◆ GOAL OF THE EXERCISE ◆
Please print the full listing exactly.

Recorded data:
******************************

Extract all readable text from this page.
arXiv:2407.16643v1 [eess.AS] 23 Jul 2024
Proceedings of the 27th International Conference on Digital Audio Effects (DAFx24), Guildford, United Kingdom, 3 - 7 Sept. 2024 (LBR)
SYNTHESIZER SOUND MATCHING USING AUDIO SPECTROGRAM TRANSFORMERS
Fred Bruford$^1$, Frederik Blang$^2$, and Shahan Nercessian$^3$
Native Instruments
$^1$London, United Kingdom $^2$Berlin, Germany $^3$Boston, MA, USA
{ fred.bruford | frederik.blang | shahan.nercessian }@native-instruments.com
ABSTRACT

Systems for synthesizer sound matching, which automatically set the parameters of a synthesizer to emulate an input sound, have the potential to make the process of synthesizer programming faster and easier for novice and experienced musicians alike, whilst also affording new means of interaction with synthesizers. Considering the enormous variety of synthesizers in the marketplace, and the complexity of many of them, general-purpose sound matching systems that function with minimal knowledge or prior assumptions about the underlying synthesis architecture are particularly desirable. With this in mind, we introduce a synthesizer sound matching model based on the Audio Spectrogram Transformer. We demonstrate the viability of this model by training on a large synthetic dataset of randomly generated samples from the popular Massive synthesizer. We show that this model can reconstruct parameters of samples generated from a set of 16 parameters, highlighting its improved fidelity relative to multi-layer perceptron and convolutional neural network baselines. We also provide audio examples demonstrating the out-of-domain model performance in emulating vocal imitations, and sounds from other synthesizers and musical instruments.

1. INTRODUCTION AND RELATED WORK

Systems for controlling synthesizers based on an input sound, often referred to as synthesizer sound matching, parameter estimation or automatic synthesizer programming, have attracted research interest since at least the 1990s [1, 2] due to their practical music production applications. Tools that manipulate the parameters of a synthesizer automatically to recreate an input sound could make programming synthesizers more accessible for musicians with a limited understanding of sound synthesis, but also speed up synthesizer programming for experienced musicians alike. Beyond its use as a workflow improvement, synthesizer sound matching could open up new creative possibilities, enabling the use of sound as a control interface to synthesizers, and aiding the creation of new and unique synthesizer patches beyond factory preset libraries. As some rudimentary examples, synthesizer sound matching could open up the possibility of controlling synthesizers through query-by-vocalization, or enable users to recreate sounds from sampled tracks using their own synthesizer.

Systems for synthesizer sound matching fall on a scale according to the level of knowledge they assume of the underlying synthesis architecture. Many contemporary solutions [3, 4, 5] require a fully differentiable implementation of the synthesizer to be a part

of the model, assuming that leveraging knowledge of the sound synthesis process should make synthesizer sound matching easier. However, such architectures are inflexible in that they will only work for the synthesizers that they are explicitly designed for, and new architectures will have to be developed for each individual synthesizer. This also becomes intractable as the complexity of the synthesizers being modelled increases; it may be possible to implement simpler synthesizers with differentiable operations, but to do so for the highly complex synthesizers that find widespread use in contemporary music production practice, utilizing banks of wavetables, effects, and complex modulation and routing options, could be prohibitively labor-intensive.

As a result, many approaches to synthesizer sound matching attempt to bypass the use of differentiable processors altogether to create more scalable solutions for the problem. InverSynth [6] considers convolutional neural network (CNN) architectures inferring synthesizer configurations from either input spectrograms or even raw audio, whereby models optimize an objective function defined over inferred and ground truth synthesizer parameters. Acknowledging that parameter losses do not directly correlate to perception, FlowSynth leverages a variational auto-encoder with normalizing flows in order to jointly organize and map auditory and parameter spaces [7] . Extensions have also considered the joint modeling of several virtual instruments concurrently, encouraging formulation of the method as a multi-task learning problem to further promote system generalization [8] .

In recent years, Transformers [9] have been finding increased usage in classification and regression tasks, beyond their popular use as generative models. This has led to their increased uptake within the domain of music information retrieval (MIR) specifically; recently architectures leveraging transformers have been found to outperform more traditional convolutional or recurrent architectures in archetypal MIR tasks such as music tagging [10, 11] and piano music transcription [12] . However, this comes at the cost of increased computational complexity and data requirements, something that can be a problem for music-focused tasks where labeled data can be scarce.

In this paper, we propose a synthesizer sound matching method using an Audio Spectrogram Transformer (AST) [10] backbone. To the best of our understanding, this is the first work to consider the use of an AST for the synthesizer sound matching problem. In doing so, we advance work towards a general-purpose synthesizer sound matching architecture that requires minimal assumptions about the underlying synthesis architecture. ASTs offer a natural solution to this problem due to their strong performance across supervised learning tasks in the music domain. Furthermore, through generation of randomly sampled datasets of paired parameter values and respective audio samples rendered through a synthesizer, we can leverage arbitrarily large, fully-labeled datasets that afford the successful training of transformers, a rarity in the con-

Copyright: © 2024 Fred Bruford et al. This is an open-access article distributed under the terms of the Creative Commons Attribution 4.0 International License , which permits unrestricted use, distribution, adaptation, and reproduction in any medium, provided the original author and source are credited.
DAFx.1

******************************

◆ SOLUTION TO THE PROBLEM ◆
Extract all readable text from this page.
arXiv:2407.16643v1 [eess.AS] 23 Jul 2024
Proceedings of the 27th International Conference on Digital Audio Effects (DAFx24), Guildford, United Kingdom, 3 - 7 Sept. 2024 (LBR)
SYNTHESIZER SOUND MATCHING USING AUDIO SPECTROGRAM TRANSFORMERS
Fred Bruford$^1$, Frederik Blang$^2$, and Shahan Nercessian$^3$
Native Instruments
$^1$London, United Kingdom $^2$Berlin, Germany $^3$Boston, MA, USA
{ fred.bruford | frederik.blang | shahan.nercessian }@native-instruments.com
ABSTRACT

Systems for synthesizer sound matching, which automatically set the parameters of a synthesizer to emulate an input sound, have the potential to make the process of synthesizer programming faster and easier for novice and experienced musicians alike, whilst also affording new means of interaction with synthesizers. Considering the enormous variety of synthesizers in the marketplace, and the complexity of many of them, general-purpose sound matching systems that function with minimal knowledge or prior assumptions about the underlying synthesis architecture are particularly desirable. With this in mind, we introduce a synthesizer sound matching model based on the Audio Spectrogram Transformer. We demonstrate the viability of this model by training on a large synthetic dataset of randomly generated samples from the popular Massive synthesizer. We show that this model can reconstruct parameters of samples generated from a set of 16 parameters, highlighting its improved fidelity relative to multi-layer perceptron and convolutional neural network baselines. We also provide audio examples demonstrating the out-of-domain model performance in emulating vocal imitations, and sounds from other synthesizers and musical instruments.

1. INTRODUCTION AND RELATED WORK

Systems for controlling synthesizers based on an input sound, often referred to as synthesizer sound matching, parameter estimation or automatic synthesizer programming, have attracted research interest since at least the 1990s [1, 2] due to their practical music production applications. Tools that manipulate the parameters of a synthesizer automatically to recreate an input sound could make programming synthesizers more accessible for musicians with a limited understanding of sound synthesis, but also speed up synthesizer programming for experienced musicians alike. Beyond its use as a workflow improvement, synthesizer sound matching could open up new creative possibilities, enabling the use of sound as a control interface to synthesizers, and aiding the creation of new and unique synthesizer patches beyond factory preset libraries. As some rudimentary examples, synthesizer sound matching could open up the possibility of controlling synthesizers through query-by-vocalization, or enable users to recreate sounds from sampled tracks using their own synthesizer.

Systems for synthesizer sound matching fall on a scale according to the level of knowledge they assume of the underlying synthesis architecture. Many contemporary solutions [3, 4, 5] require a fully differentiable implementation of the synthesizer to be a part

of the model, assuming that leveraging knowledge of the sound synthesis process should make synthesizer sound matching easier. However, such architectures are inflexible in that they will only work for the synthesizers that they are explicitly designed for, and new architectures will have to be developed for each individual synthesizer. This also becomes intractable as the complexity of the synthesizers being modelled increases; it may be possible to implement simpler synthesizers with differentiable operations, but to do so for the highly complex synthesizers that find widespread use in contemporary music production practice, utilizing banks of wavetables, effects, and complex modulation and routing options, could be prohibitively labor-intensive.

As a result, many approaches to synthesizer sound matching attempt to bypass the use of differentiable processors altogether to create more scalable solutions for the problem. InverSynth [6] considers convolutional neural network (CNN) architectures inferring synthesizer configurations from either input spectrograms or even raw audio, whereby models optimize an objective function defined over inferred and ground truth synthesizer parameters. Acknowledging that parameter losses do not directly correlate to perception, FlowSynth leverages a variational auto-encoder with normalizing flows in order to jointly organize and map auditory and parameter spaces [7] . Extensions have also considered the joint modeling of several virtual instruments concurrently, encouraging formulation of the method as a multi-task learning problem to further promote system generalization [8] .

In recent years, Transformers [9] have been finding increased usage in classification and regression tasks, beyond their popular use as generative models. This has led to their increased uptake within the domain of music information retrieval (MIR) specifically; recently architectures leveraging transformers have been found to outperform more traditional convolutional or recurrent architectures in archetypal MIR tasks such as music tagging [10, 11] and piano music transcription [12] . However, this comes at the cost of increased computational complexity and data requirements, something that can be a problem for music-focused tasks where labeled data can be scarce.

In this paper, we propose a synthesizer sound matching method using an Audio Spectrogram Transformer (AST) [10] backbone. To the best of our understanding, this is the first work to consider the use of an AST for the synthesizer sound matching problem. In doing so, we advance work towards a general-purpose synthesizer sound matching architecture that requires minimal assumptions about the underlying synthesis architecture. ASTs offer a natural solution to this problem due to their strong performance across supervised learning tasks in the music domain. Furthermore, through generation of randomly sampled datasets of paired parameter values and respective audio samples rendered through a synthesizer, we can leverage arbitrarily large, fully-labeled datasets that afford the successful training of transformers, a rarity in the con-

Copyright: © 2024 Fred Bruford et al. This is an open-access article distributed under the terms of the Creative Commons Attribution 4.0 International License , which permits unrestricted use, distribution, adaptation, and reproduction in any medium, provided the original author and source are credited.
DAFx.1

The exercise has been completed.